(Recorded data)
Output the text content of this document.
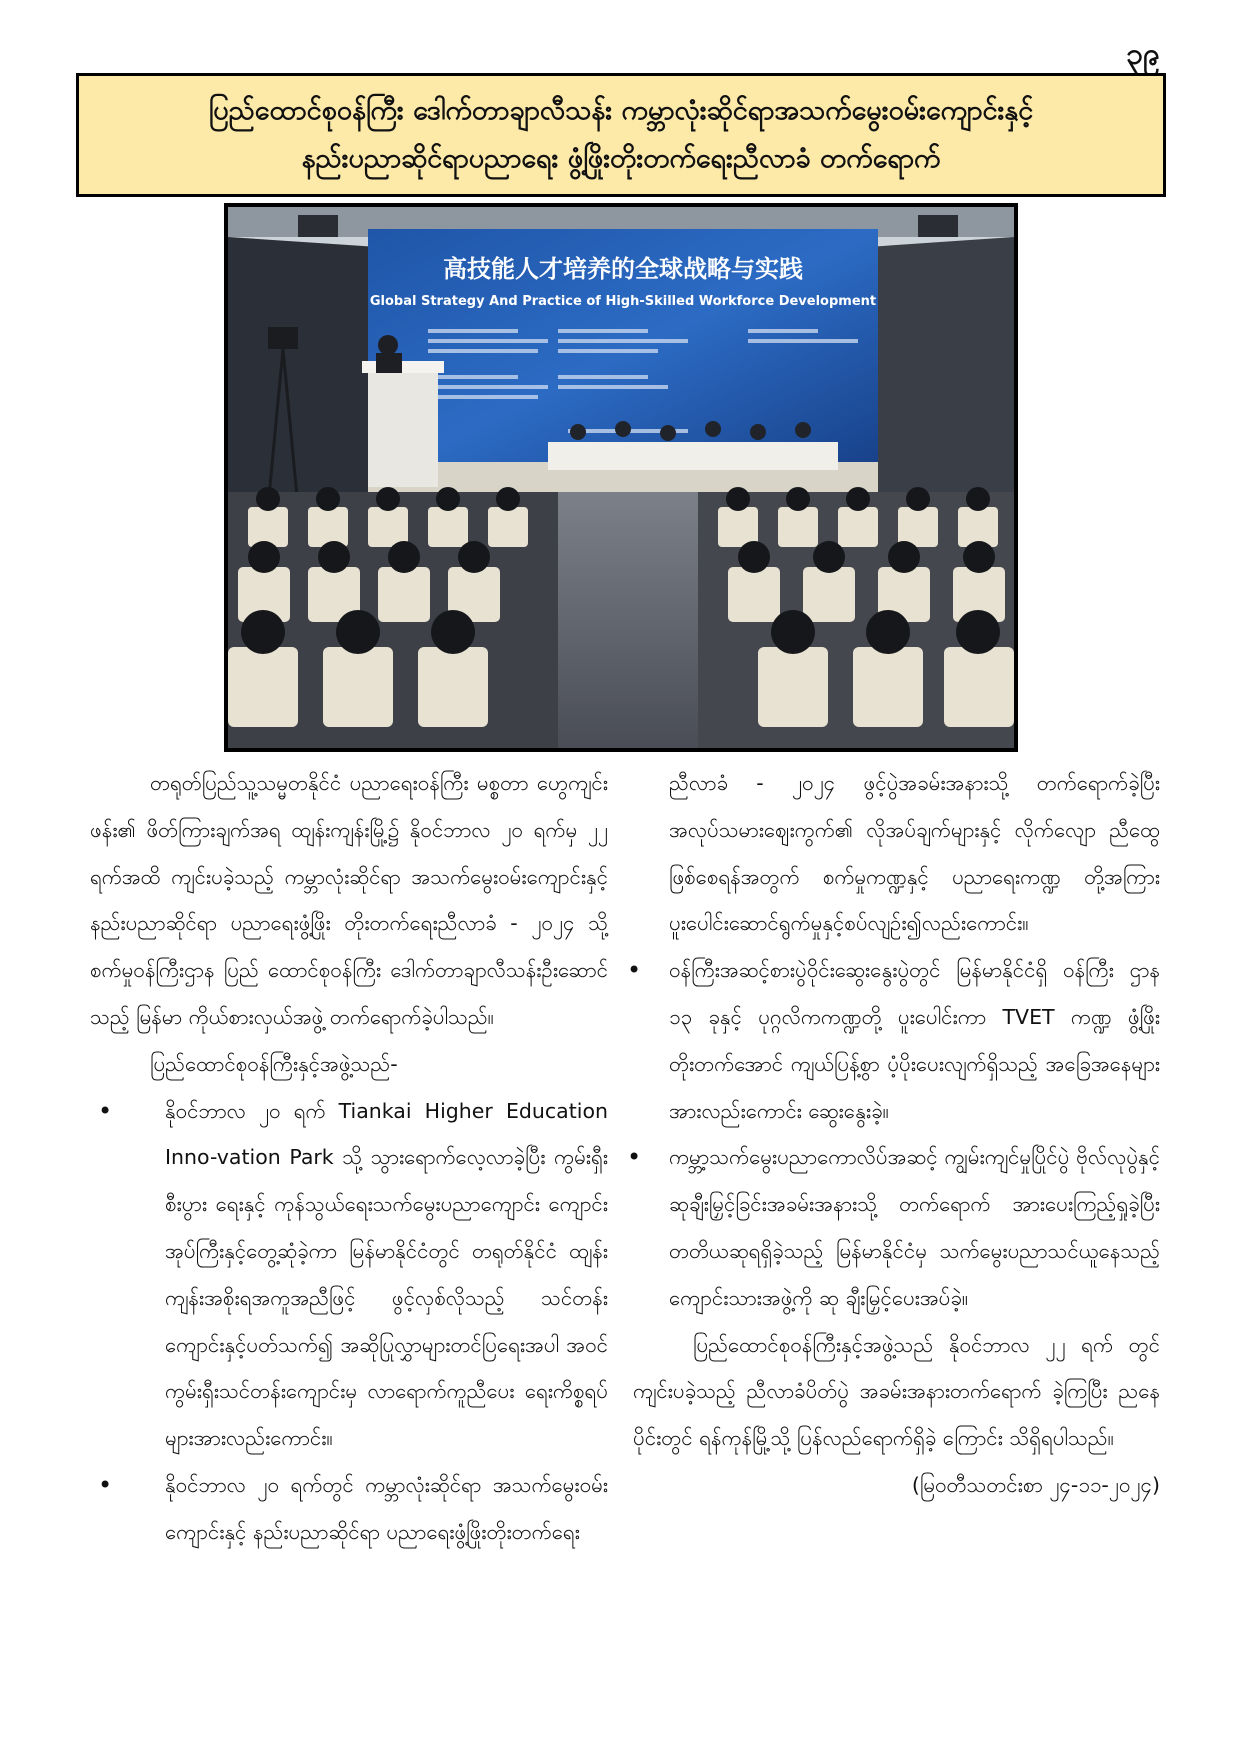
၃၉
ပြည်ထောင်စုဝန်ကြီး ဒေါက်တာချာလီသန်း ကမ္ဘာလုံးဆိုင်ရာအသက်မွေးဝမ်းကျောင်းနှင့်
နည်းပညာဆိုင်ရာပညာရေး ဖွံ့ဖြိုးတိုးတက်ရေးညီလာခံ တက်ရောက်
高技能人才培养的全球战略与实践
Global Strategy And Practice of High-Skilled Workforce Development

တရုတ်ပြည်သူ့သမ္မတနိုင်ငံ ပညာရေးဝန်ကြီး မစ္စတာ ဟွေကျင်းဖန်း၏ ဖိတ်ကြားချက်အရ ထျန်းကျန်းမြို့၌ နိုဝင်ဘာလ ၂၀ ရက်မှ ၂၂ ရက်အထိ ကျင်းပခဲ့သည့် ကမ္ဘာလုံးဆိုင်ရာ အသက်မွေးဝမ်းကျောင်းနှင့် နည်းပညာဆိုင်ရာ ပညာရေးဖွံ့ဖြိုး တိုးတက်ရေးညီလာခံ - ၂၀၂၄ သို့ စက်မှုဝန်ကြီးဌာန ပြည် ထောင်စုဝန်ကြီး ဒေါက်တာချာလီသန်းဦးဆောင်သည့် မြန်မာ ကိုယ်စားလှယ်အဖွဲ့ တက်ရောက်ခဲ့ပါသည်။

ပြည်ထောင်စုဝန်ကြီးနှင့်အဖွဲ့သည်-

• နိုဝင်ဘာလ ၂၀ ရက် Tiankai Higher Education Inno-vation Park သို့ သွားရောက်လေ့လာခဲ့ပြီး ကွမ်းရှီးစီးပွား ရေးနှင့် ကုန်သွယ်ရေးသက်မွေးပညာကျောင်း ကျောင်း အုပ်ကြီးနှင့်တွေ့ဆုံခဲ့ကာ မြန်မာနိုင်ငံတွင် တရုတ်နိုင်ငံ ထျန်းကျန်းအစိုးရအကူအညီဖြင့် ဖွင့်လှစ်လိုသည့် သင်တန်း ကျောင်းနှင့်ပတ်သက်၍ အဆိုပြုလွှာများတင်ပြရေးအပါ အဝင် ကွမ်းရှီးသင်တန်းကျောင်းမှ လာရောက်ကူညီပေး ရေးကိစ္စရပ်များအားလည်းကောင်း။
• နိုဝင်ဘာလ ၂၀ ရက်တွင် ကမ္ဘာလုံးဆိုင်ရာ အသက်မွေးဝမ်း ကျောင်းနှင့် နည်းပညာဆိုင်ရာ ပညာရေးဖွံ့ဖြိုးတိုးတက်ရေး

ညီလာခံ - ၂၀၂၄ ဖွင့်ပွဲအခမ်းအနားသို့ တက်ရောက်ခဲ့ပြီး အလုပ်သမားဈေးကွက်၏ လိုအပ်ချက်များနှင့် လိုက်လျော ညီထွေဖြစ်စေရန်အတွက် စက်မှုကဏ္ဍနှင့် ပညာရေးကဏ္ဍ တို့အကြား ပူးပေါင်းဆောင်ရွက်မှုနှင့်စပ်လျဉ်း၍လည်းကောင်း။

• ဝန်ကြီးအဆင့်စားပွဲဝိုင်းဆွေးနွေးပွဲတွင် မြန်မာနိုင်ငံရှိ ဝန်ကြီး ဌာန ၁၃ ခုနှင့် ပုဂ္ဂလိကကဏ္ဍတို့ ပူးပေါင်းကာ TVET ကဏ္ဍ ဖွံ့ဖြိုးတိုးတက်အောင် ကျယ်ပြန့်စွာ ပံ့ပိုးပေးလျက်ရှိသည့် အခြေအနေများအားလည်းကောင်း ဆွေးနွေးခဲ့။
• ကမ္ဘာ့သက်မွေးပညာကောလိပ်အဆင့် ကျွမ်းကျင်မှုပြိုင်ပွဲ ဗိုလ်လုပွဲနှင့် ဆုချီးမြှင့်ခြင်းအခမ်းအနားသို့ တက်ရောက် အားပေးကြည့်ရှုခဲ့ပြီး တတိယဆုရရှိခဲ့သည့် မြန်မာနိုင်ငံမှ သက်မွေးပညာသင်ယူနေသည့် ကျောင်းသားအဖွဲ့ကို ဆု ချီးမြှင့်ပေးအပ်ခဲ့။

ပြည်ထောင်စုဝန်ကြီးနှင့်အဖွဲ့သည် နိုဝင်ဘာလ ၂၂ ရက် တွင် ကျင်းပခဲ့သည့် ညီလာခံပိတ်ပွဲ အခမ်းအနားတက်ရောက် ခဲ့ကြပြီး ညနေပိုင်းတွင် ရန်ကုန်မြို့သို့ ပြန်လည်ရောက်ရှိခဲ့ ကြောင်း သိရှိရပါသည်။

(မြဝတီသတင်းစာ ၂၄-၁၁-၂၀၂၄)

- Job -
Copy all the records above exactly, but leave out the pictures.

- In response -
Output the text content of this document.
၃၉
ပြည်ထောင်စုဝန်ကြီး ဒေါက်တာချာလီသန်း ကမ္ဘာလုံးဆိုင်ရာအသက်မွေးဝမ်းကျောင်းနှင့်
နည်းပညာဆိုင်ရာပညာရေး ဖွံ့ဖြိုးတိုးတက်ရေးညီလာခံ တက်ရောက်
高技能人才培养的全球战略与实践
Global Strategy And Practice of High-Skilled Workforce Development

တရုတ်ပြည်သူ့သမ္မတနိုင်ငံ ပညာရေးဝန်ကြီး မစ္စတာ ဟွေကျင်းဖန်း၏ ဖိတ်ကြားချက်အရ ထျန်းကျန်းမြို့၌ နိုဝင်ဘာလ ၂၀ ရက်မှ ၂၂ ရက်အထိ ကျင်းပခဲ့သည့် ကမ္ဘာလုံးဆိုင်ရာ အသက်မွေးဝမ်းကျောင်းနှင့် နည်းပညာဆိုင်ရာ ပညာရေးဖွံ့ဖြိုး တိုးတက်ရေးညီလာခံ - ၂၀၂၄ သို့ စက်မှုဝန်ကြီးဌာန ပြည် ထောင်စုဝန်ကြီး ဒေါက်တာချာလီသန်းဦးဆောင်သည့် မြန်မာ ကိုယ်စားလှယ်အဖွဲ့ တက်ရောက်ခဲ့ပါသည်။

ပြည်ထောင်စုဝန်ကြီးနှင့်အဖွဲ့သည်-

• နိုဝင်ဘာလ ၂၀ ရက် Tiankai Higher Education Inno-vation Park သို့ သွားရောက်လေ့လာခဲ့ပြီး ကွမ်းရှီးစီးပွား ရေးနှင့် ကုန်သွယ်ရေးသက်မွေးပညာကျောင်း ကျောင်း အုပ်ကြီးနှင့်တွေ့ဆုံခဲ့ကာ မြန်မာနိုင်ငံတွင် တရုတ်နိုင်ငံ ထျန်းကျန်းအစိုးရအကူအညီဖြင့် ဖွင့်လှစ်လိုသည့် သင်တန်း ကျောင်းနှင့်ပတ်သက်၍ အဆိုပြုလွှာများတင်ပြရေးအပါ အဝင် ကွမ်းရှီးသင်တန်းကျောင်းမှ လာရောက်ကူညီပေး ရေးကိစ္စရပ်များအားလည်းကောင်း။
• နိုဝင်ဘာလ ၂၀ ရက်တွင် ကမ္ဘာလုံးဆိုင်ရာ အသက်မွေးဝမ်း ကျောင်းနှင့် နည်းပညာဆိုင်ရာ ပညာရေးဖွံ့ဖြိုးတိုးတက်ရေး

ညီလာခံ - ၂၀၂၄ ဖွင့်ပွဲအခမ်းအနားသို့ တက်ရောက်ခဲ့ပြီး အလုပ်သမားဈေးကွက်၏ လိုအပ်ချက်များနှင့် လိုက်လျော ညီထွေဖြစ်စေရန်အတွက် စက်မှုကဏ္ဍနှင့် ပညာရေးကဏ္ဍ တို့အကြား ပူးပေါင်းဆောင်ရွက်မှုနှင့်စပ်လျဉ်း၍လည်းကောင်း။

• ဝန်ကြီးအဆင့်စားပွဲဝိုင်းဆွေးနွေးပွဲတွင် မြန်မာနိုင်ငံရှိ ဝန်ကြီး ဌာန ၁၃ ခုနှင့် ပုဂ္ဂလိကကဏ္ဍတို့ ပူးပေါင်းကာ TVET ကဏ္ဍ ဖွံ့ဖြိုးတိုးတက်အောင် ကျယ်ပြန့်စွာ ပံ့ပိုးပေးလျက်ရှိသည့် အခြေအနေများအားလည်းကောင်း ဆွေးနွေးခဲ့။
• ကမ္ဘာ့သက်မွေးပညာကောလိပ်အဆင့် ကျွမ်းကျင်မှုပြိုင်ပွဲ ဗိုလ်လုပွဲနှင့် ဆုချီးမြှင့်ခြင်းအခမ်းအနားသို့ တက်ရောက် အားပေးကြည့်ရှုခဲ့ပြီး တတိယဆုရရှိခဲ့သည့် မြန်မာနိုင်ငံမှ သက်မွေးပညာသင်ယူနေသည့် ကျောင်းသားအဖွဲ့ကို ဆု ချီးမြှင့်ပေးအပ်ခဲ့။

ပြည်ထောင်စုဝန်ကြီးနှင့်အဖွဲ့သည် နိုဝင်ဘာလ ၂၂ ရက် တွင် ကျင်းပခဲ့သည့် ညီလာခံပိတ်ပွဲ အခမ်းအနားတက်ရောက် ခဲ့ကြပြီး ညနေပိုင်းတွင် ရန်ကုန်မြို့သို့ ပြန်လည်ရောက်ရှိခဲ့ ကြောင်း သိရှိရပါသည်။

(မြဝတီသတင်းစာ ၂၄-၁၁-၂၀၂၄)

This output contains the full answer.